Check every line of the data below for the string "рамках", and copy the ones that hold it.

=-=-=

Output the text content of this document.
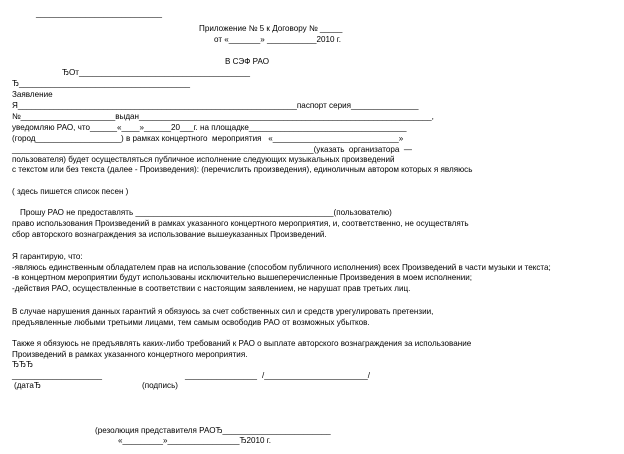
____________________________
Приложение № 5 к Договору № _____
от «_______» ___________2010 г.
В СЭФ РАО
ЂОт______________________________________
Ђ______________________________________
Заявление
Я______________________________________________________________паспорт серия_______________
№_____________________выдан_________________________________________________________________,
уведомляю РАО, что______«____»______20___г. на площадке___________________________________
(город___________________) в рамках концертного  мероприятия   «____________________________»
___________________________________________________________________(указать  организатора  —
пользователя) будет осуществляться публичное исполнение следующих музыкальных произведений
с текстом или без текста (далее - Произведения): (перечислить произведения), единоличным автором которых я являюсь
( здесь пишется список песен )
Прошу РАО не предоставлять ____________________________________________(пользователю)
право использования Произведений в рамках указанного концертного мероприятия, и, соответственно, не осуществлять
сбор авторского вознаграждения за использование вышеуказанных Произведений.
Я гарантирую, что:
-являюсь единственным обладателем прав на использование (способом публичного исполнения) всех Произведений в части музыки и текста;
-в концертном мероприятии будут использованы исключительно вышеперечисленные Произведения в моем исполнении;
-действия РАО, осуществленные в соответствии с настоящим заявлением, не нарушат прав третьих лиц.
В случае нарушения данных гарантий я обязуюсь за счет собственных сил и средств урегулировать претензии,
предъявленные любыми третьими лицами, тем самым освободив РАО от возможных убытков.
Также я обязуюсь не предъявлять каких-либо требований к РАО о выплате авторского вознаграждения за использование
Произведений в рамках указанного концертного мероприятия.
ЂЂЂ
____________________	________________ /_______________________/
(датаЂ	(подпись)
(резолюция представителя РАОЂ________________________
«_________»________________Ђ2010 г.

=-=-=

(Output below)
(город___________________) в рамках концертного  мероприятия   «____________________________»
право использования Произведений в рамках указанного концертного мероприятия, и, соответственно, не осуществлять
Произведений в рамках указанного концертного мероприятия.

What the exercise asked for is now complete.